Copy out all of this listing line for line, without the pictures.

(Labeled box listing)
________________

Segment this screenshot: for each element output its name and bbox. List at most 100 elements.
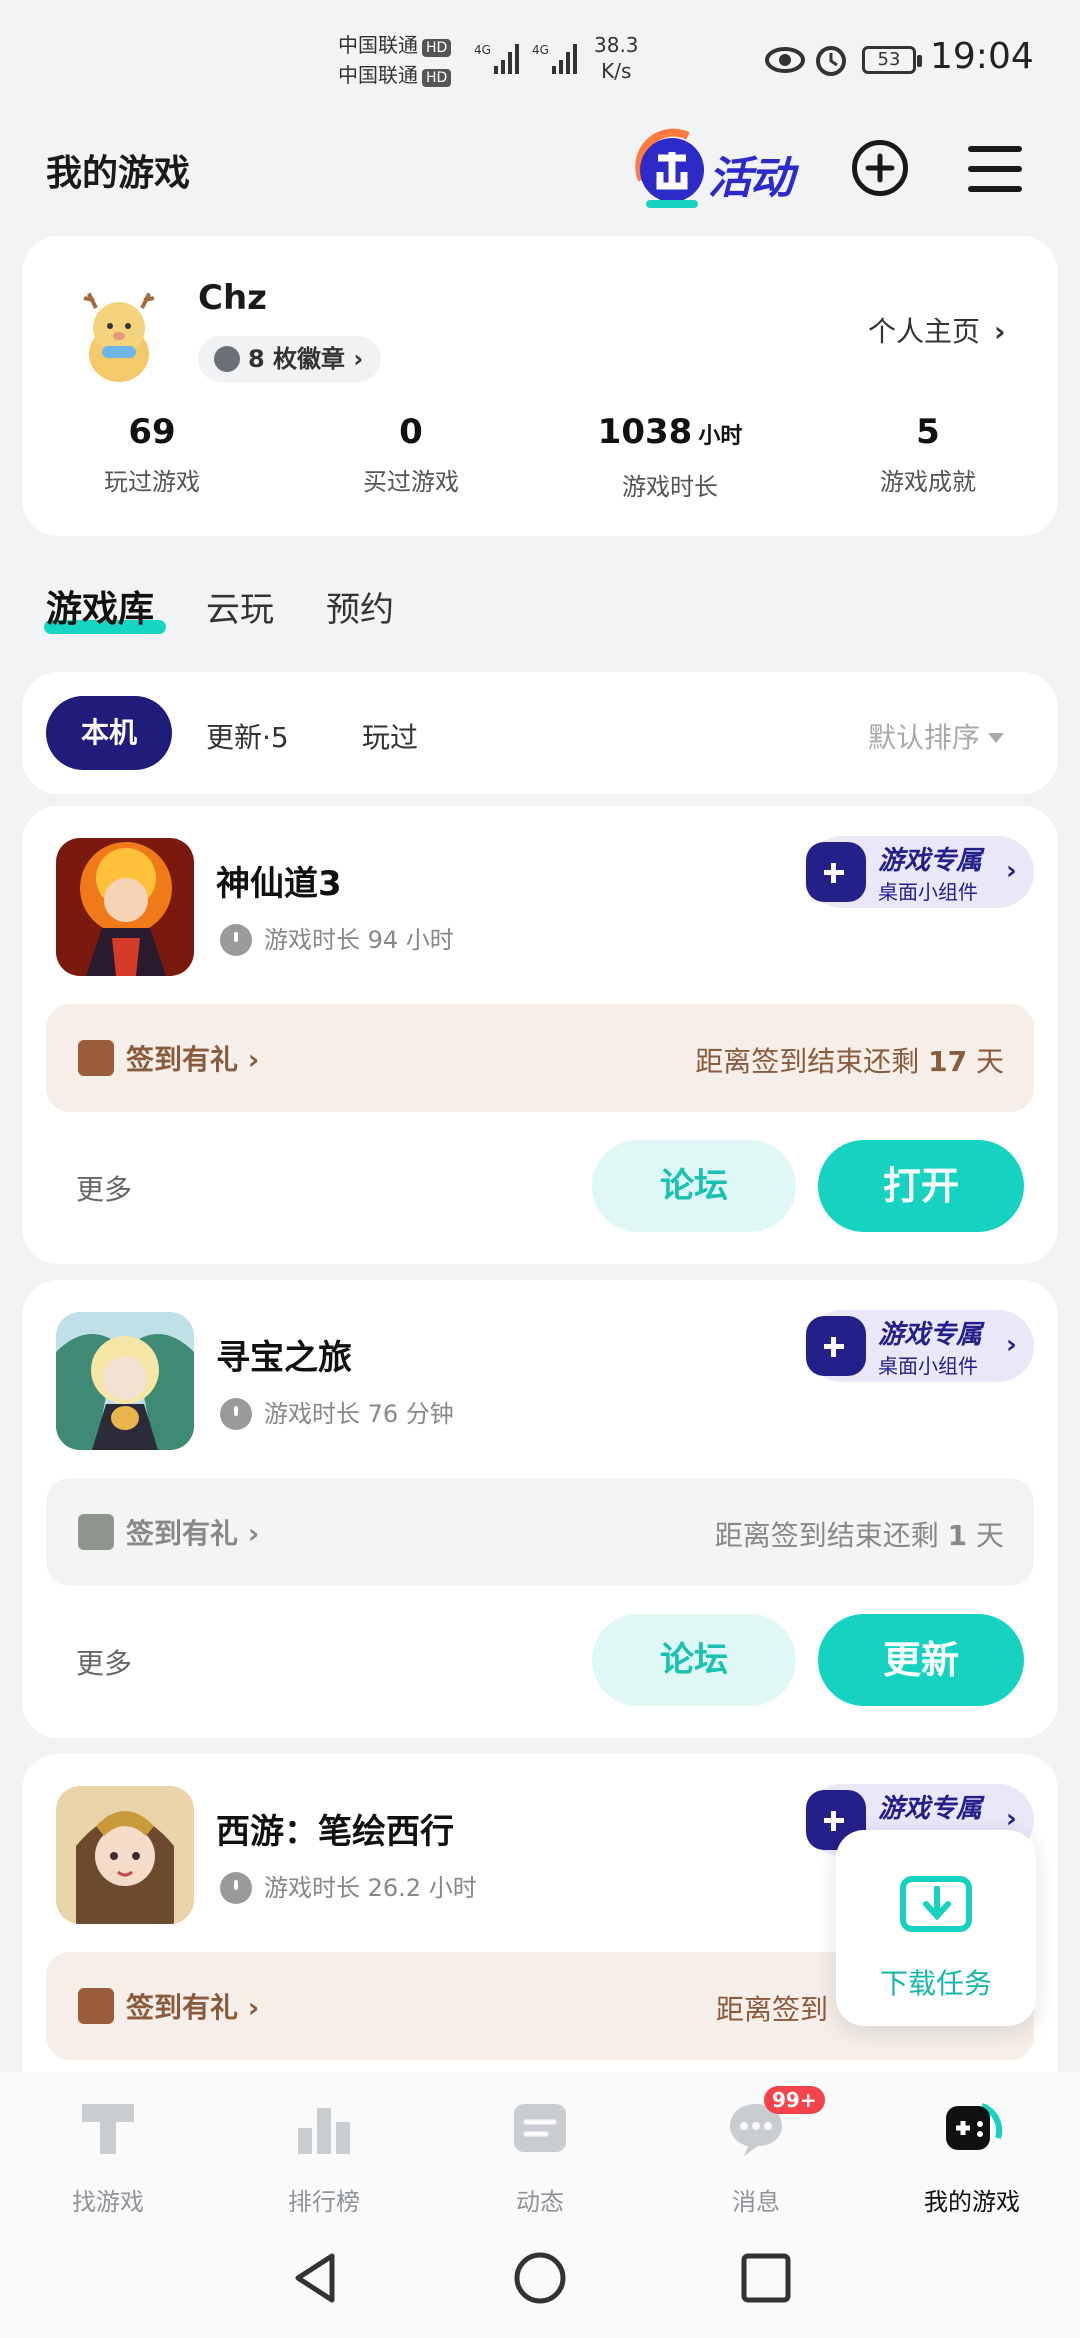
stat-playtime[interactable]: 1038 小时 游戏时长 [540,408,800,502]
stat-value: 69 [128,412,176,452]
activity-button[interactable]: 活动 [626,124,806,214]
stat-unit: 小时 [698,424,743,449]
homepage-label: 个人主页 [868,315,981,348]
game-name[interactable]: 西游：笔绘西行 [216,1804,454,1853]
play-time: 游戏时长 76 分钟 [220,1394,454,1430]
stat-value: 1038 [597,412,693,452]
stat-label: 买过游戏 [363,468,459,496]
signin-bar[interactable]: 签到有礼 › 距离签到结束还剩 1 天 [46,1478,1034,1586]
add-button[interactable] [852,140,908,196]
system-nav-bar [0,2210,1080,2338]
gift-icon [78,1988,114,2024]
nav-messages[interactable]: 99+ 消息 [676,2086,836,2217]
status-bar: 中国联通 HD 中国联通 HD 4G 4G 38.3 K/s 53 19:04 [0,0,1080,120]
signin-bar[interactable]: 签到有礼 › 距离签到结束还剩 17 天 [46,1004,1034,1112]
download-task-button[interactable]: 下载任务 [836,1830,1036,2026]
page-title: 我的游戏 [46,153,191,194]
stat-achievements[interactable]: 5 游戏成就 [798,408,1058,497]
ranking-icon [298,2108,350,2154]
gamepad-icon [806,1316,866,1376]
nav-my-games[interactable]: 我的游戏 [892,2098,1052,2217]
unread-badge: 99+ [764,2086,825,2114]
chevron-right-icon: › [247,1991,260,2024]
update-button[interactable]: 更新 [818,1614,1024,1706]
speed-value: 38.3 [594,33,639,57]
stat-label: 游戏时长 [622,473,718,501]
svg-text:4G: 4G [474,43,491,57]
menu-line [968,186,1022,192]
countdown-suffix: 天 [967,1045,1004,1078]
battery-icon: 53 [862,46,922,74]
avatar[interactable] [66,284,172,390]
tab-reserve[interactable]: 预约 [326,582,394,631]
countdown-suffix: 天 [967,1519,1004,1552]
carrier-info: 中国联通 HD 中国联通 HD [338,30,452,90]
forum-button[interactable]: 论坛 [592,1140,796,1232]
hd-tag: HD [422,39,452,57]
open-button[interactable]: 打开 [818,1140,1024,1232]
signin-countdown: 距离签到结束还剩 17 天 [695,1040,1004,1080]
username: Chz [198,278,267,318]
tab-cloud[interactable]: 云玩 [206,582,274,631]
countdown-days: 17 [928,1045,968,1078]
signal-icon: 4G [474,43,519,74]
play-time: 游戏时长 26.2 小时 [220,1868,477,1904]
widget-title: 游戏专属 [878,846,983,876]
game-name[interactable]: 神仙道3 [216,856,342,905]
stat-value: 0 [399,412,423,452]
widget-button[interactable]: 游戏专属 桌面小组件 › [806,1310,1034,1382]
home-icon[interactable] [512,2250,568,2306]
back-icon[interactable] [290,2250,340,2306]
stat-label: 游戏成就 [880,468,976,496]
signin-countdown: 距离签到结束还剩 1 天 [715,1514,1004,1554]
signin-countdown: 距离签到 [716,1993,829,2026]
widget-button[interactable]: 游戏专属 桌面小组件 › [806,836,1034,908]
forum-button[interactable]: 论坛 [592,1614,796,1706]
widget-subtitle: 桌面小组件 [878,880,978,904]
chevron-right-icon: › [994,315,1006,348]
filter-played[interactable]: 玩过 [362,716,418,756]
medal-icon [214,346,240,372]
game-name[interactable]: 寻宝之旅 [216,1330,352,1379]
signin-label-text: 签到有礼 [126,1517,239,1550]
signal-icon: 4G [532,43,577,74]
stat-played[interactable]: 69 玩过游戏 [22,408,282,497]
recents-icon[interactable] [740,2252,792,2304]
more-button[interactable]: 更多 [76,1642,132,1682]
countdown-prefix: 距离签到结束还剩 [714,1519,948,1552]
nav-ranking[interactable]: 排行榜 [244,2098,404,2217]
timer-icon [220,1872,252,1904]
nav-feed[interactable]: 动态 [460,2098,620,2217]
play-time-text: 游戏时长 76 分钟 [264,1400,454,1428]
filter-update[interactable]: 更新·5 [206,716,289,756]
activity-label: 活动 [708,153,794,204]
stat-label: 玩过游戏 [104,468,200,496]
game-icon-xiyou[interactable] [56,1786,194,1924]
game-icon-shenxiandao[interactable] [56,838,194,976]
signin-label: 签到有礼 › [126,1038,259,1078]
chevron-right-icon: › [1006,1330,1017,1360]
timer-icon [220,924,252,956]
stat-bought[interactable]: 0 买过游戏 [281,408,541,497]
filter-local[interactable]: 本机 [46,696,172,770]
hd-tag: HD [422,69,452,87]
game-icon-xunbao[interactable] [56,1312,194,1450]
badge-link[interactable]: 8 枚徽章 › [198,336,382,382]
sort-dropdown[interactable]: 默认排序 [868,716,1005,756]
gift-icon [78,1514,114,1550]
tab-library[interactable]: 游戏库 [46,580,154,632]
more-button[interactable]: 更多 [76,1168,132,1208]
alarm-icon [816,46,846,76]
badge-count: 8 枚徽章 [248,345,346,373]
arrow-down-icon [923,1886,951,1921]
carrier-2: 中国联通 [338,63,418,87]
download-icon [900,1876,972,1932]
chevron-right-icon: › [247,1043,260,1076]
widget-title: 游戏专属 [878,1794,983,1824]
plus-icon [865,153,895,183]
widget-subtitle: 桌面小组件 [878,1354,978,1378]
homepage-link[interactable]: 个人主页 › [868,310,1006,350]
nav-find-games[interactable]: 找游戏 [28,2098,188,2217]
gamepad-icon [806,842,866,902]
menu-button[interactable] [968,146,1022,192]
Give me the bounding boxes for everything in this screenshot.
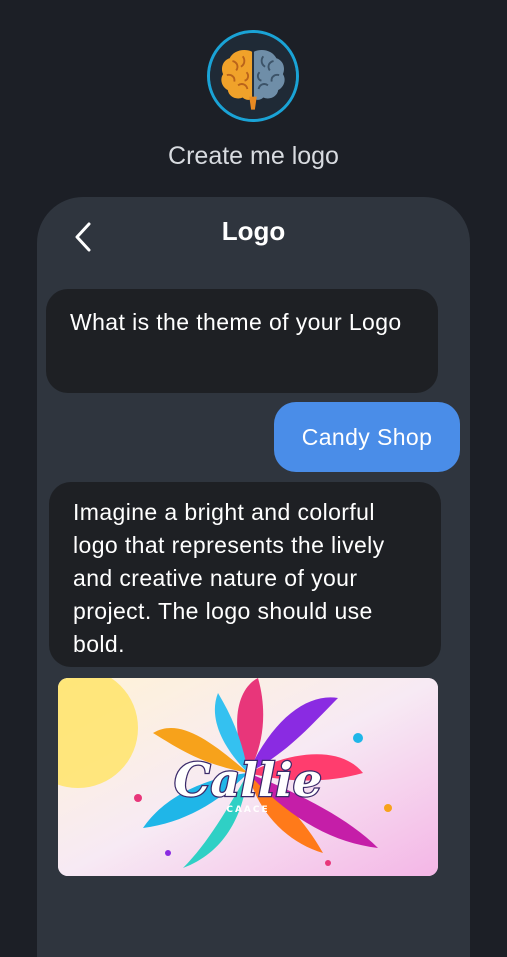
page-headline: Create me logo [168,142,339,170]
app-logo [207,30,299,122]
generated-logo-image[interactable]: Callie CAACE [58,678,438,876]
logo-subtext: CAACE [226,805,269,815]
user-message: Candy Shop [274,402,460,472]
bot-message: What is the theme of your Logo [46,289,438,393]
chat-panel: Logo What is the theme of your Logo Cand… [37,197,470,957]
chat-title: Logo [221,216,286,246]
bot-message: Imagine a bright and colorful logo that … [49,482,441,667]
brain-icon [210,33,296,119]
logo-wordmark: Callie [174,753,322,807]
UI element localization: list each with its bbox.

________________

• [Reply to the task]:
Segment this screenshot: for each element output its name and bbox. List at most 100 elements.
stat-playtime[interactable]: 1038 小时 游戏时长 [540,408,800,502]
stat-value: 69 [128,412,176,452]
activity-button[interactable]: 活动 [626,124,806,214]
stat-unit: 小时 [698,424,743,449]
homepage-label: 个人主页 [868,315,981,348]
game-name[interactable]: 西游：笔绘西行 [216,1804,454,1853]
play-time: 游戏时长 76 分钟 [220,1394,454,1430]
stat-value: 1038 [597,412,693,452]
stat-label: 买过游戏 [363,468,459,496]
signin-bar[interactable]: 签到有礼 › 距离签到结束还剩 1 天 [46,1478,1034,1586]
add-button[interactable] [852,140,908,196]
system-nav-bar [0,2210,1080,2338]
gift-icon [78,1988,114,2024]
nav-messages[interactable]: 99+ 消息 [676,2086,836,2217]
status-bar: 中国联通 HD 中国联通 HD 4G 4G 38.3 K/s 53 19:04 [0,0,1080,120]
signin-bar[interactable]: 签到有礼 › 距离签到结束还剩 17 天 [46,1004,1034,1112]
download-task-button[interactable]: 下载任务 [836,1830,1036,2026]
page-title: 我的游戏 [46,153,191,194]
stat-achievements[interactable]: 5 游戏成就 [798,408,1058,497]
ranking-icon [298,2108,350,2154]
gamepad-icon [806,1316,866,1376]
nav-my-games[interactable]: 我的游戏 [892,2098,1052,2217]
unread-badge: 99+ [764,2086,825,2114]
chevron-right-icon: › [247,1991,260,2024]
update-button[interactable]: 更新 [818,1614,1024,1706]
speed-value: 38.3 [594,33,639,57]
stat-label: 游戏时长 [622,473,718,501]
svg-text:4G: 4G [474,43,491,57]
menu-line [968,186,1022,192]
countdown-suffix: 天 [967,1045,1004,1078]
battery-icon: 53 [862,46,922,74]
avatar[interactable] [66,284,172,390]
tab-reserve[interactable]: 预约 [326,582,394,631]
countdown-suffix: 天 [967,1519,1004,1552]
carrier-info: 中国联通 HD 中国联通 HD [338,30,452,90]
forum-button[interactable]: 论坛 [592,1140,796,1232]
hd-tag: HD [422,39,452,57]
open-button[interactable]: 打开 [818,1140,1024,1232]
signin-countdown: 距离签到结束还剩 17 天 [695,1040,1004,1080]
username: Chz [198,278,267,318]
tab-cloud[interactable]: 云玩 [206,582,274,631]
countdown-days: 17 [928,1045,968,1078]
signal-icon: 4G [474,43,519,74]
play-time: 游戏时长 26.2 小时 [220,1868,477,1904]
widget-title: 游戏专属 [878,846,983,876]
game-name[interactable]: 神仙道3 [216,856,342,905]
stat-value: 0 [399,412,423,452]
widget-button[interactable]: 游戏专属 桌面小组件 › [806,1310,1034,1382]
home-icon[interactable] [512,2250,568,2306]
back-icon[interactable] [290,2250,340,2306]
stat-label: 游戏成就 [880,468,976,496]
signin-countdown: 距离签到结束还剩 1 天 [715,1514,1004,1554]
signin-countdown: 距离签到 [716,1993,829,2026]
widget-button[interactable]: 游戏专属 桌面小组件 › [806,836,1034,908]
forum-button[interactable]: 论坛 [592,1614,796,1706]
widget-subtitle: 桌面小组件 [878,880,978,904]
chevron-right-icon: › [994,315,1006,348]
filter-played[interactable]: 玩过 [362,716,418,756]
medal-icon [214,346,240,372]
game-name[interactable]: 寻宝之旅 [216,1330,352,1379]
signin-label-text: 签到有礼 [126,1517,239,1550]
signal-icon: 4G [532,43,577,74]
stat-played[interactable]: 69 玩过游戏 [22,408,282,497]
recents-icon[interactable] [740,2252,792,2304]
more-button[interactable]: 更多 [76,1642,132,1682]
countdown-prefix: 距离签到结束还剩 [714,1519,948,1552]
nav-ranking[interactable]: 排行榜 [244,2098,404,2217]
timer-icon [220,1872,252,1904]
nav-feed[interactable]: 动态 [460,2098,620,2217]
play-time-text: 游戏时长 76 分钟 [264,1400,454,1428]
filter-update[interactable]: 更新·5 [206,716,289,756]
activity-label: 活动 [708,153,794,204]
stat-label: 玩过游戏 [104,468,200,496]
game-icon-xiyou[interactable] [56,1786,194,1924]
game-icon-shenxiandao[interactable] [56,838,194,976]
signin-label: 签到有礼 › [126,1038,259,1078]
chevron-right-icon: › [1006,1330,1017,1360]
timer-icon [220,924,252,956]
stat-bought[interactable]: 0 买过游戏 [281,408,541,497]
filter-local[interactable]: 本机 [46,696,172,770]
hd-tag: HD [422,69,452,87]
game-icon-xunbao[interactable] [56,1312,194,1450]
badge-link[interactable]: 8 枚徽章 › [198,336,382,382]
sort-dropdown[interactable]: 默认排序 [868,716,1005,756]
gift-icon [78,1514,114,1550]
tab-library[interactable]: 游戏库 [46,580,154,632]
more-button[interactable]: 更多 [76,1168,132,1208]
alarm-icon [816,46,846,76]
badge-count: 8 枚徽章 [248,345,346,373]
arrow-down-icon [923,1886,951,1921]
carrier-2: 中国联通 [338,63,418,87]
download-icon [900,1876,972,1932]
chevron-right-icon: › [247,1043,260,1076]
widget-title: 游戏专属 [878,1794,983,1824]
plus-icon [865,153,895,183]
widget-subtitle: 桌面小组件 [878,1354,978,1378]
homepage-link[interactable]: 个人主页 › [868,310,1006,350]
nav-find-games[interactable]: 找游戏 [28,2098,188,2217]
gamepad-icon [806,842,866,902]
menu-button[interactable] [968,146,1022,192]
Give me the bounding boxes for everything in this screenshot.
page-headline: Create me logo [168,142,339,170]
app-logo [207,30,299,122]
generated-logo-image[interactable]: Callie CAACE [58,678,438,876]
logo-subtext: CAACE [226,805,269,815]
user-message: Candy Shop [274,402,460,472]
bot-message: What is the theme of your Logo [46,289,438,393]
chat-panel: Logo What is the theme of your Logo Cand… [37,197,470,957]
chat-title: Logo [221,216,286,246]
bot-message: Imagine a bright and colorful logo that … [49,482,441,667]
brain-icon [210,33,296,119]
logo-wordmark: Callie [174,753,322,807]
UI element localization: list each with its bbox.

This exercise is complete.